PROBLEM STATEMENT:
Could you copy every line from the material below in which "github" appears?

= = = = =

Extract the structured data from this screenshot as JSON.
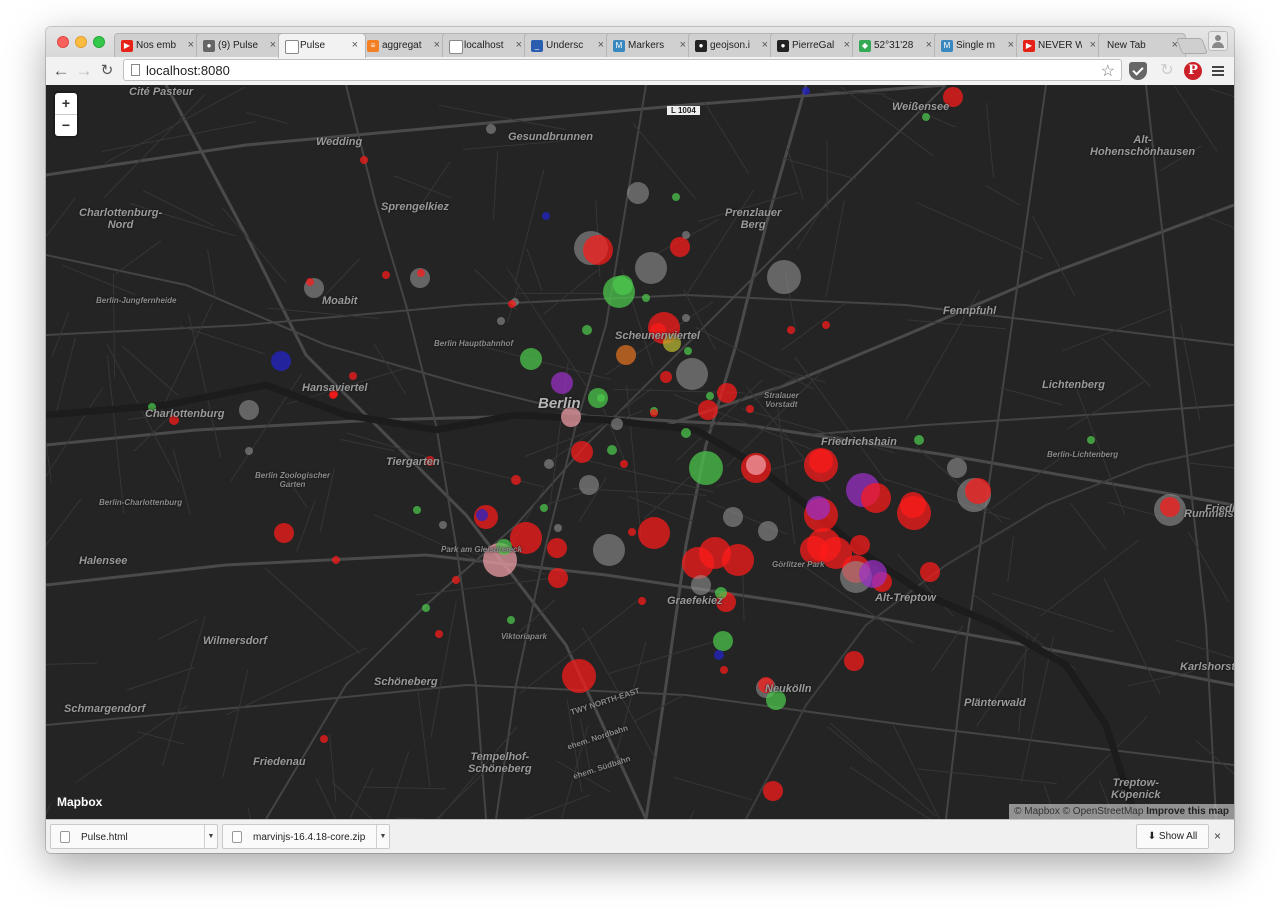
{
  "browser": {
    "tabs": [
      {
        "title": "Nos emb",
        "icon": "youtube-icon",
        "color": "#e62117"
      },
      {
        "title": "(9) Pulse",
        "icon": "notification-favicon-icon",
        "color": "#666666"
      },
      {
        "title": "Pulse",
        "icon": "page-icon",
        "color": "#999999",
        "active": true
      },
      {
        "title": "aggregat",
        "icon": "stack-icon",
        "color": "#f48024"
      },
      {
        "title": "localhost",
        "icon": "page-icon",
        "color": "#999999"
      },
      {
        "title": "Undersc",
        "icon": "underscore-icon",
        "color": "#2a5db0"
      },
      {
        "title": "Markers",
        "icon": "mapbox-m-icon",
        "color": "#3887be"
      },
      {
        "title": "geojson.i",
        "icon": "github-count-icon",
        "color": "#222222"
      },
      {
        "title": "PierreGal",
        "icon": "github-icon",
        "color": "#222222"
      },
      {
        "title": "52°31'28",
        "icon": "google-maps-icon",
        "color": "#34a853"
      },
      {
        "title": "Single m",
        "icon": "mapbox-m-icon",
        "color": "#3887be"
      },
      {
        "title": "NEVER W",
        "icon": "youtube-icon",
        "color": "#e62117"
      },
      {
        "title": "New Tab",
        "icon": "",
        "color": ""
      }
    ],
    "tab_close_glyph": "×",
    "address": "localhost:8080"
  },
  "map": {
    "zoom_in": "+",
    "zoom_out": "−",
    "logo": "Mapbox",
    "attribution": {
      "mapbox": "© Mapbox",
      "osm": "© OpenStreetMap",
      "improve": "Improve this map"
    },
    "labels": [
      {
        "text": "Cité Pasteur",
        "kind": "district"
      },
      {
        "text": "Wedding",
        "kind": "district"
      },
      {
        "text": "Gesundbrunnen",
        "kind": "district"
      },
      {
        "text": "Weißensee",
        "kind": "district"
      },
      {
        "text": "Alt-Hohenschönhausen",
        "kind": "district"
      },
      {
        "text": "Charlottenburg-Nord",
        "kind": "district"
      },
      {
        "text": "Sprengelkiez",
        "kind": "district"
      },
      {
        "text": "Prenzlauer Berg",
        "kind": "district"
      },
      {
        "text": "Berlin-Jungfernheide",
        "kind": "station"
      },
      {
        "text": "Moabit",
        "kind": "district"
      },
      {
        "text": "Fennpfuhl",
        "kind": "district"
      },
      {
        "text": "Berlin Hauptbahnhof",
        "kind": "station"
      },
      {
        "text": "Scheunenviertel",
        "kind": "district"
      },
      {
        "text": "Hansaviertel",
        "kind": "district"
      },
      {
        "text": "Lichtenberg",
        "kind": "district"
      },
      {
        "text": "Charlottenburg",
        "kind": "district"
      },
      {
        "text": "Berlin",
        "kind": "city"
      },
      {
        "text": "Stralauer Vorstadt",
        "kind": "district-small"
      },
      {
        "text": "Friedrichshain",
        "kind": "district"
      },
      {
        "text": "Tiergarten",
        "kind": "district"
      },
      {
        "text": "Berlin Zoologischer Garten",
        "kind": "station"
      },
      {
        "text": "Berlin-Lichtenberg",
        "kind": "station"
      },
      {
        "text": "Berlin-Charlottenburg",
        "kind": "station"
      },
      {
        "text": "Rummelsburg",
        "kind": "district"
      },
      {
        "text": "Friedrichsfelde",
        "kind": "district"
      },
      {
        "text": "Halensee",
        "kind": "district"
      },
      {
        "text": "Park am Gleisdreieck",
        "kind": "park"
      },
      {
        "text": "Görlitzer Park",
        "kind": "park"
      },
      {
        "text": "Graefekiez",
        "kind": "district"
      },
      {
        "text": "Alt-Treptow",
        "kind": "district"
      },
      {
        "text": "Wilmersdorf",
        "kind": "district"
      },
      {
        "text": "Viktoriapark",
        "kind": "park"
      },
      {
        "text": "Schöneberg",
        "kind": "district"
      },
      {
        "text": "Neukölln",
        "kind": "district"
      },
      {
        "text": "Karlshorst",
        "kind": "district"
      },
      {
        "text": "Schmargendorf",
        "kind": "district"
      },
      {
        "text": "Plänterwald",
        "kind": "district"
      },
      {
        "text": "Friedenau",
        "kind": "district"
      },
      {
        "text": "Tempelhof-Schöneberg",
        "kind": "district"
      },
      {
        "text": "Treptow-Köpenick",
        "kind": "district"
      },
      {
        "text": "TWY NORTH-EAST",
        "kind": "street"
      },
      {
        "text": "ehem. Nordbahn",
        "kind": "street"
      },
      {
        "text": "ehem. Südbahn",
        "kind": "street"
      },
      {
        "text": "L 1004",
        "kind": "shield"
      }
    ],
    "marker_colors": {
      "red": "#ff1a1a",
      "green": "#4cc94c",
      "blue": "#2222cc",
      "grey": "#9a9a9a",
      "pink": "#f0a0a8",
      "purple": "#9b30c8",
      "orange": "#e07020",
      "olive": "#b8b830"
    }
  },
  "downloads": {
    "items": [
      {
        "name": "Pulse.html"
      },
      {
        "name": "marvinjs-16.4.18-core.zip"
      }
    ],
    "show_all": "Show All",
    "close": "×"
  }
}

= = = = =

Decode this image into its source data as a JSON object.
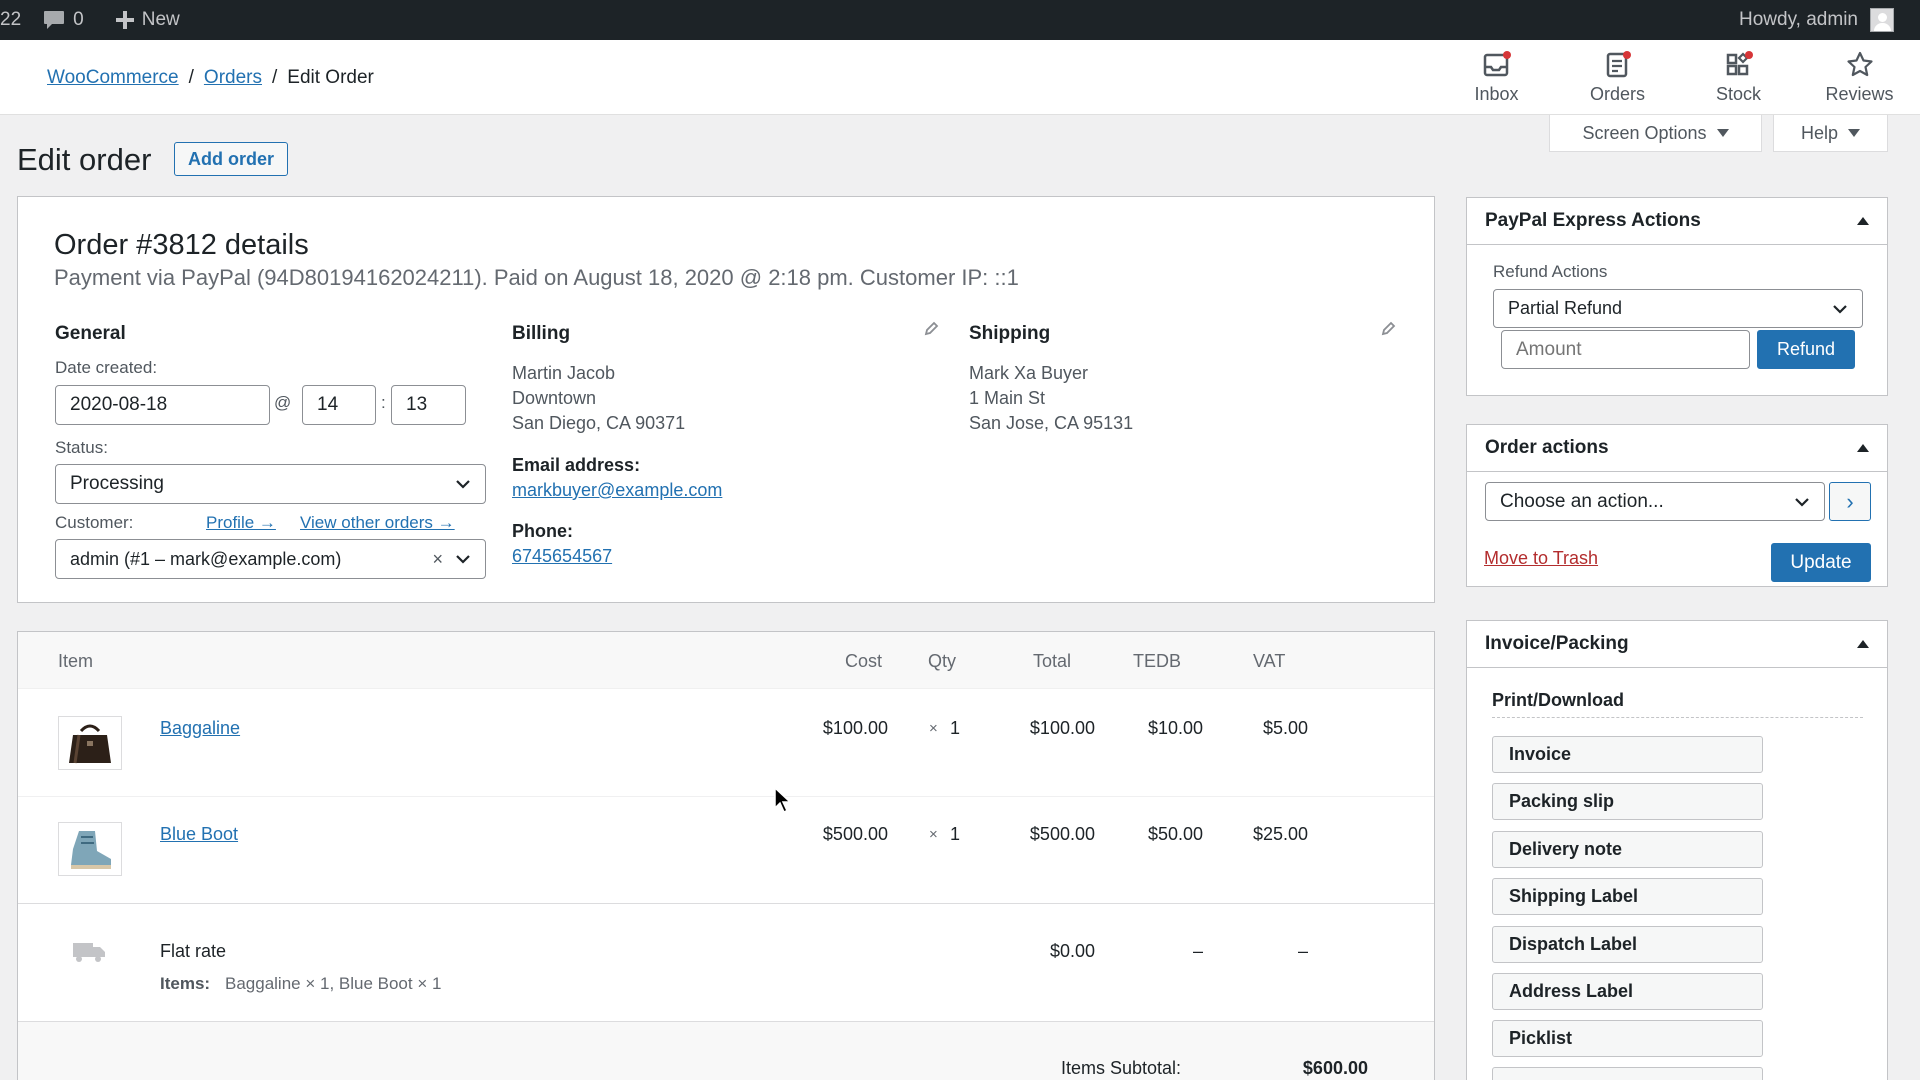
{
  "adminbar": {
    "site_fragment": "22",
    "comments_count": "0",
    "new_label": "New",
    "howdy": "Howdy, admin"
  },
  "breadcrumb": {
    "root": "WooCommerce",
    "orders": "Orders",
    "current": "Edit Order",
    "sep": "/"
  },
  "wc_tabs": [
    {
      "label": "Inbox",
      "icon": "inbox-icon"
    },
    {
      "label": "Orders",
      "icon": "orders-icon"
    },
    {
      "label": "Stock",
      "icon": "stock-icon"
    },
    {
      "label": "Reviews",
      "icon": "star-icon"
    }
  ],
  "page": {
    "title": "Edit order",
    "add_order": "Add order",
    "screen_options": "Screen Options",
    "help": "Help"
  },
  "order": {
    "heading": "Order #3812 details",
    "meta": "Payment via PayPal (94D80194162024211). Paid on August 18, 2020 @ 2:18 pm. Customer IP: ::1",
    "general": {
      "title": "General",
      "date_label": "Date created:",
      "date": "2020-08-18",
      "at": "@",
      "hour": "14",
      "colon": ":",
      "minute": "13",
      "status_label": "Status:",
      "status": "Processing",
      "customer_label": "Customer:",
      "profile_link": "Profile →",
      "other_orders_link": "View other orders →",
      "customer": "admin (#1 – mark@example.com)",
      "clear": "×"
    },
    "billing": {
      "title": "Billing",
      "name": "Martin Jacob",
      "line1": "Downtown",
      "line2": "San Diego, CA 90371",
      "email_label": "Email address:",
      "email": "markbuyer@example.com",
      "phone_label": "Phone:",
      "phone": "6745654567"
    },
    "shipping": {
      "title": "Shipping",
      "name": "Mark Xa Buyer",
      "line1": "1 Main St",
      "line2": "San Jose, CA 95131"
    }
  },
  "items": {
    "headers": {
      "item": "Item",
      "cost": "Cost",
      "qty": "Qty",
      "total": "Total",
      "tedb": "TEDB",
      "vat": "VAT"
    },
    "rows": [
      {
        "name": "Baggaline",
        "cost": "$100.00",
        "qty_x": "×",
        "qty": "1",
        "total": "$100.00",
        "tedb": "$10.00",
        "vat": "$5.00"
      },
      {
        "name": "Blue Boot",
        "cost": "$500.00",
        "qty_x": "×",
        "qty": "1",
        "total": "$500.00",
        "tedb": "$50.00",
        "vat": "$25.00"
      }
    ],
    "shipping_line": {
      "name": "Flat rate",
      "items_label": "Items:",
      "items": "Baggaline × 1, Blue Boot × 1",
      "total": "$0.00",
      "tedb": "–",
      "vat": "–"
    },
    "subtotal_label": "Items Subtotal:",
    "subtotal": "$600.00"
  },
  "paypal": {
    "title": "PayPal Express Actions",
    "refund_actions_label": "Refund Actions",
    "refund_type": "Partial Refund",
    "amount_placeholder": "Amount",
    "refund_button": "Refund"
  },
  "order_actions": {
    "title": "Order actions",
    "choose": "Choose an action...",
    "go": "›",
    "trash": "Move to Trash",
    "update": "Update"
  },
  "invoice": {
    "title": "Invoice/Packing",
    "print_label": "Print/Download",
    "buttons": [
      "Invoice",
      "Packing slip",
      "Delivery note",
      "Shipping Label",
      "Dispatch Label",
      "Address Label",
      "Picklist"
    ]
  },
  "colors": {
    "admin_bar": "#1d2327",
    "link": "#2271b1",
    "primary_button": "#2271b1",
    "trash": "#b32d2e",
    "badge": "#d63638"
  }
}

= = = = =

EXERCISE ANSWER:
        "icon": "github-count-icon",
        "icon": "github-icon",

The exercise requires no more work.